Scan the data beneath this task and copy each line that includes "Chwałowice".

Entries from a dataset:
^^^^^^^^^^^^^^^^

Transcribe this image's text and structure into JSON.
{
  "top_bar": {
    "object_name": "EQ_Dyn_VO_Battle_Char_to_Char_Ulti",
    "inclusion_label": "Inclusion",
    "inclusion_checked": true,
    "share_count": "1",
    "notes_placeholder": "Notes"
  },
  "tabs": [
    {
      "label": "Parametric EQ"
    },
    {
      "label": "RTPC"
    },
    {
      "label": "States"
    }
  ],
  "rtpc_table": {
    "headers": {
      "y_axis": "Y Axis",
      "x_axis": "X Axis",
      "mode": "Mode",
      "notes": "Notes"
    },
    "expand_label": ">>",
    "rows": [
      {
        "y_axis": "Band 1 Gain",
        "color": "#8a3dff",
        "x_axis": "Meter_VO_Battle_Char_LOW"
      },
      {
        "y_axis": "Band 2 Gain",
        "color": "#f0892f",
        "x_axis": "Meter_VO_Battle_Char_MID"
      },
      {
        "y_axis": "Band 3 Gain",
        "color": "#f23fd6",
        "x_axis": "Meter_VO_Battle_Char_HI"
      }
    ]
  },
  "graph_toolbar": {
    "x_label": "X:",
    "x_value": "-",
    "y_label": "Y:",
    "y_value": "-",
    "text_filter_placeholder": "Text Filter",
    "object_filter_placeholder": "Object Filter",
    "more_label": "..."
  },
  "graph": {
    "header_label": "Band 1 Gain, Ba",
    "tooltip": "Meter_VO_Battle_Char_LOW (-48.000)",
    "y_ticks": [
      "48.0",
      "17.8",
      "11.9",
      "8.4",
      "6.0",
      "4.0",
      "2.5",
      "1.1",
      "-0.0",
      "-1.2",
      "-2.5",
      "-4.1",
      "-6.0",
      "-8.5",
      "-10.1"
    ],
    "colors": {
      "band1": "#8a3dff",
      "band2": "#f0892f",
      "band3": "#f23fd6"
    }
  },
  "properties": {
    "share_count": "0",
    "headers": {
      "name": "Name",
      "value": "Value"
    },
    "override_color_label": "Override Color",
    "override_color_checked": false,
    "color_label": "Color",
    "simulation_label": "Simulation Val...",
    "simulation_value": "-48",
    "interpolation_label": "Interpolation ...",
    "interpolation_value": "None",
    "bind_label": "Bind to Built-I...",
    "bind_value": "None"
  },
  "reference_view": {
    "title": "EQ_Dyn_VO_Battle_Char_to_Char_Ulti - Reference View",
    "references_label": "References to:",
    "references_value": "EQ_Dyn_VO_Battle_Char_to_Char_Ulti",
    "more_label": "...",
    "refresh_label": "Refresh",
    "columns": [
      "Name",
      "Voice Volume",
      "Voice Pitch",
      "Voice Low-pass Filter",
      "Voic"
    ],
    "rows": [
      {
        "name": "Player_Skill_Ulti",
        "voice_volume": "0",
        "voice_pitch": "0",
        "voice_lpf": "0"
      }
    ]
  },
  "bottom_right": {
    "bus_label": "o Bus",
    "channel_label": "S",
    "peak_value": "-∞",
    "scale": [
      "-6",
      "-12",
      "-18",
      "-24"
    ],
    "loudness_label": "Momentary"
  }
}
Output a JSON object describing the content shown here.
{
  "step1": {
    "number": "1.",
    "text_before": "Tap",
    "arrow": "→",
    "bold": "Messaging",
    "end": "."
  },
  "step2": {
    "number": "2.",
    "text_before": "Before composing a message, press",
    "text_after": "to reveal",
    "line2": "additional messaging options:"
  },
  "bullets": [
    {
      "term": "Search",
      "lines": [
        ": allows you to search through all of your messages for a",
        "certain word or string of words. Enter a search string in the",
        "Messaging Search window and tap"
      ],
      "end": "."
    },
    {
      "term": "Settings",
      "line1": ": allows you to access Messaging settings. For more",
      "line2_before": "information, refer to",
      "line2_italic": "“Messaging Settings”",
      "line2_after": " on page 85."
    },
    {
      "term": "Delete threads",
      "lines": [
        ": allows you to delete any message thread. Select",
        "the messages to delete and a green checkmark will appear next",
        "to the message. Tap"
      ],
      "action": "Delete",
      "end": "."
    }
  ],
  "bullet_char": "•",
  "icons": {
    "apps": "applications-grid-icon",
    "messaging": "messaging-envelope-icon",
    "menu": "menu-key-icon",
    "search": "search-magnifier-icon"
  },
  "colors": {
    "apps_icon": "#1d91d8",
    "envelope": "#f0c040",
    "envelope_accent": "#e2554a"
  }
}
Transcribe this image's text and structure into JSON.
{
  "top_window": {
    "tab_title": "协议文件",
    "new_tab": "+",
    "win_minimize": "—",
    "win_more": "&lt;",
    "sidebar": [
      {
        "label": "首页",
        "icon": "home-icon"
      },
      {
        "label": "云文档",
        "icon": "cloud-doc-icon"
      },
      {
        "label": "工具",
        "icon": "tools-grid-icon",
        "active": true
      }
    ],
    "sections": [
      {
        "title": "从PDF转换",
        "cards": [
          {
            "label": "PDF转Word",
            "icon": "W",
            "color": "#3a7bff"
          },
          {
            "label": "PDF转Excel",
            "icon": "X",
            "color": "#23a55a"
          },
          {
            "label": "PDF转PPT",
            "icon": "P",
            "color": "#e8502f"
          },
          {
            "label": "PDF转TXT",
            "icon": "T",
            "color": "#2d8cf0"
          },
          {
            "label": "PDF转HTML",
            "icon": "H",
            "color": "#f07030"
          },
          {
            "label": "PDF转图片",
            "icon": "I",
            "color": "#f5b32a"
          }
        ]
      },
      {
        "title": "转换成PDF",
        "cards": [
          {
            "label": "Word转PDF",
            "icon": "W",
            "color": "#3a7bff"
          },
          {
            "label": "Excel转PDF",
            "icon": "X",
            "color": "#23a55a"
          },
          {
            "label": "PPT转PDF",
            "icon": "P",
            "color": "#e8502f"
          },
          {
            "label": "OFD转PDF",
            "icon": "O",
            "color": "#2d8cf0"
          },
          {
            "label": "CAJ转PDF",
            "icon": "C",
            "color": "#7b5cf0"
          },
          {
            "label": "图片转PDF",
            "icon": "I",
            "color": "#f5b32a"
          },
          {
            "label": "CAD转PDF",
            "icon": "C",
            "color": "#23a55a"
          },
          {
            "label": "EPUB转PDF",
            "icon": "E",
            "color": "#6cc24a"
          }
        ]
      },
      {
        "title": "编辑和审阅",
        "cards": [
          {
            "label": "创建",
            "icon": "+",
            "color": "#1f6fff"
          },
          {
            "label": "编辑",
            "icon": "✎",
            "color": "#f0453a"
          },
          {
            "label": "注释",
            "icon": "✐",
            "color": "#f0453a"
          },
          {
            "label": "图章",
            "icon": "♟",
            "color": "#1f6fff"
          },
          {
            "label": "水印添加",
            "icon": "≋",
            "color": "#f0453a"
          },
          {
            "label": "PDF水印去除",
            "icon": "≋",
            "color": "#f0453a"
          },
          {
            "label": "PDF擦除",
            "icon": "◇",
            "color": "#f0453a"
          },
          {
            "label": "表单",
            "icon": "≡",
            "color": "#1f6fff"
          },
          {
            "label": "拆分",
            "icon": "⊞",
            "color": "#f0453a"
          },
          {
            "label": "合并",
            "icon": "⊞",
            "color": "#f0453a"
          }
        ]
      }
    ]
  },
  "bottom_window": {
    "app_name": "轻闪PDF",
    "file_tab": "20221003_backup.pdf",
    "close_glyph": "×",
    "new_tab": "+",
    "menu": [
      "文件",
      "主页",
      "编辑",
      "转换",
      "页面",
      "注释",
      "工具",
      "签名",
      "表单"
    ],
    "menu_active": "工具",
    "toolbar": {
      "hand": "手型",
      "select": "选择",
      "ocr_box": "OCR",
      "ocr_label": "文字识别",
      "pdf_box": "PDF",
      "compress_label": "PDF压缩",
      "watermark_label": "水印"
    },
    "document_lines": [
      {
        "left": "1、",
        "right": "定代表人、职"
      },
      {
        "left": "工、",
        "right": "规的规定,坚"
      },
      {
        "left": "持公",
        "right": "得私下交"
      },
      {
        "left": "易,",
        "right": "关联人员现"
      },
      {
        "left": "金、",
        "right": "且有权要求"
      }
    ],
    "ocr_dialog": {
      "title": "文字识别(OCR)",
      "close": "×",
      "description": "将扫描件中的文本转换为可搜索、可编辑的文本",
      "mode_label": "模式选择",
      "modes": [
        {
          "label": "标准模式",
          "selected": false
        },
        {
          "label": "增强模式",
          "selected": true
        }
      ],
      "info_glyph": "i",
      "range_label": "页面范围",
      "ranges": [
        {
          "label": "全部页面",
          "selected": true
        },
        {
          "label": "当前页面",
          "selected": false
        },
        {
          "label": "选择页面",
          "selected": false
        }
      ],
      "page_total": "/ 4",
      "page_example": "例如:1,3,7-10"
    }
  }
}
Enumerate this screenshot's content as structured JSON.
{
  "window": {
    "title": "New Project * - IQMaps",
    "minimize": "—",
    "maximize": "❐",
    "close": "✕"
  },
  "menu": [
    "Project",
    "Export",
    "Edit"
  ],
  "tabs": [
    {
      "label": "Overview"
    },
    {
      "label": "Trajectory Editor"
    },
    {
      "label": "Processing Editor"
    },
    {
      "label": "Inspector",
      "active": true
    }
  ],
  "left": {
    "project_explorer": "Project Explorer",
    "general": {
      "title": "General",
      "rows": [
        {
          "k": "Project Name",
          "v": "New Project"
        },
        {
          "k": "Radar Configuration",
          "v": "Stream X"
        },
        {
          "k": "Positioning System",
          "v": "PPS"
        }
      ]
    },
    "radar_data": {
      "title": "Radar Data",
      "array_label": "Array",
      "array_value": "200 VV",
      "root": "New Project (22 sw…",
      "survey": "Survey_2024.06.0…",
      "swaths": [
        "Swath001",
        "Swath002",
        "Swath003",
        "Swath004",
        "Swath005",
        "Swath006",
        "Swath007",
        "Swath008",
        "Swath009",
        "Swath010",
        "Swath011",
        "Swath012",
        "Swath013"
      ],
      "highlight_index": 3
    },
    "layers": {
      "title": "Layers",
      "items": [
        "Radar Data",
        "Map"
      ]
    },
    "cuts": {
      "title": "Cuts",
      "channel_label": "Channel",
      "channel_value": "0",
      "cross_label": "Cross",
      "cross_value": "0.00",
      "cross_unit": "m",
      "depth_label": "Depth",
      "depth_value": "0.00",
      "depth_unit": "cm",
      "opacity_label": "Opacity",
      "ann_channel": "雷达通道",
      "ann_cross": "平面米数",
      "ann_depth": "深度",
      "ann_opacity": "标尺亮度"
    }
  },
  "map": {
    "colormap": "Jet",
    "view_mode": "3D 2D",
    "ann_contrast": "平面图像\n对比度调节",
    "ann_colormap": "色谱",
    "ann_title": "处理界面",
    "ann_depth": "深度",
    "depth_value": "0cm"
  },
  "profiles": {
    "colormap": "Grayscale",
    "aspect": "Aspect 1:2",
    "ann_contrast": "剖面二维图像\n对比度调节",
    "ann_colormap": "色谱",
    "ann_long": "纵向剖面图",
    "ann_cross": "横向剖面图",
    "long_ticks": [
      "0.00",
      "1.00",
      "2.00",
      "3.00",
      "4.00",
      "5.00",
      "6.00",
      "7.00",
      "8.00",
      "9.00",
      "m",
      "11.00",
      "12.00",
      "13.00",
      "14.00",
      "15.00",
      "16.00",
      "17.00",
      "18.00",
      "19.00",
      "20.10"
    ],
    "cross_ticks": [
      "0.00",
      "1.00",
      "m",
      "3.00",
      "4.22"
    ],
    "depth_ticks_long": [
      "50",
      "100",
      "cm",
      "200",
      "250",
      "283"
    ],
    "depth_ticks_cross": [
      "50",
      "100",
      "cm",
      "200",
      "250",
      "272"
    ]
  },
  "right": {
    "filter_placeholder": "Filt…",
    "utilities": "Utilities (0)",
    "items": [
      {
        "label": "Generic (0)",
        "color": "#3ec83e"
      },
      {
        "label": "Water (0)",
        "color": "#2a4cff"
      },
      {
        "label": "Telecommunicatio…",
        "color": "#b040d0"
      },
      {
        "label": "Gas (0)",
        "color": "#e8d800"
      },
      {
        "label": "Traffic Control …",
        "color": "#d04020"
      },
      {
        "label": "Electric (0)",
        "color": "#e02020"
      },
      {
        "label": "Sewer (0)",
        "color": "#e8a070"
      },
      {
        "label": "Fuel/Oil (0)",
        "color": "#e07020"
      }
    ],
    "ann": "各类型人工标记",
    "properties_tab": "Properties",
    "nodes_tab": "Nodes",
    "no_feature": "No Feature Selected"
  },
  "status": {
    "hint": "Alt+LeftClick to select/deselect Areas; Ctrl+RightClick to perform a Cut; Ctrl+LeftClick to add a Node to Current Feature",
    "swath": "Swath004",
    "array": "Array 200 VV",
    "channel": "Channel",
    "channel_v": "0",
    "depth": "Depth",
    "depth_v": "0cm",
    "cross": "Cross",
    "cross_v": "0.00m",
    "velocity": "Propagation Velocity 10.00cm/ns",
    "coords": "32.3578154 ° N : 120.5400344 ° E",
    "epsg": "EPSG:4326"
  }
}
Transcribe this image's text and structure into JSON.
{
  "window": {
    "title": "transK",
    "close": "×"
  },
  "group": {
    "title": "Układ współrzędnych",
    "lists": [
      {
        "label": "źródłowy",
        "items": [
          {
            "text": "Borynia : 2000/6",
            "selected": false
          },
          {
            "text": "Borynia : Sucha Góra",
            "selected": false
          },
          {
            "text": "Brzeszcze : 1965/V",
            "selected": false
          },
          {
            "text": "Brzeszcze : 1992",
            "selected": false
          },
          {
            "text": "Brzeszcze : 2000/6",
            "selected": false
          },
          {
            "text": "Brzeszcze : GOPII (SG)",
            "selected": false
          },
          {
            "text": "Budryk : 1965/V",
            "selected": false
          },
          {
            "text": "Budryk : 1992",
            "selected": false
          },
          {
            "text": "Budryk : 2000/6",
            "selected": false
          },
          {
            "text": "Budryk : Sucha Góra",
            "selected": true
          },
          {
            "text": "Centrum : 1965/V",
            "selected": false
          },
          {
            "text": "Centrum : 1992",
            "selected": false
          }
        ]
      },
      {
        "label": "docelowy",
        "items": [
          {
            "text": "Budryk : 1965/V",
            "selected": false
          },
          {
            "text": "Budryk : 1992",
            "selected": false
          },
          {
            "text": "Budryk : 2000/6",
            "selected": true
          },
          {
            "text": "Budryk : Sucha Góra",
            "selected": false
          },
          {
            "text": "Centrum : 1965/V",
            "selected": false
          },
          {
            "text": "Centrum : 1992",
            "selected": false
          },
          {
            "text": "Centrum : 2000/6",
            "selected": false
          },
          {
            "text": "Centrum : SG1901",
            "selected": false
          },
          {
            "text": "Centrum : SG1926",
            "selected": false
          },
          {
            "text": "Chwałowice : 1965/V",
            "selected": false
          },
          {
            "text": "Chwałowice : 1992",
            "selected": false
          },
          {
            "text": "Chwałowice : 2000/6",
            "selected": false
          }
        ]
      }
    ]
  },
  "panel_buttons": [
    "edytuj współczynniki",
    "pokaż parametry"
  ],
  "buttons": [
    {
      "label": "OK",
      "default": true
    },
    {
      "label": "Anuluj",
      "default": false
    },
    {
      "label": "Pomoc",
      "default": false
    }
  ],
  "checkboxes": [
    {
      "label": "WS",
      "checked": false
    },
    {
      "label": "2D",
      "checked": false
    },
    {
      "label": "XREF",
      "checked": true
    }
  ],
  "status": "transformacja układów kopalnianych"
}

^^^^^^^^^^^^^^^^

*SOLUTION FOR THIS TASK*
            "text": "Chwałowice : 1965/V",
            "text": "Chwałowice : 1992",
            "text": "Chwałowice : 2000/6",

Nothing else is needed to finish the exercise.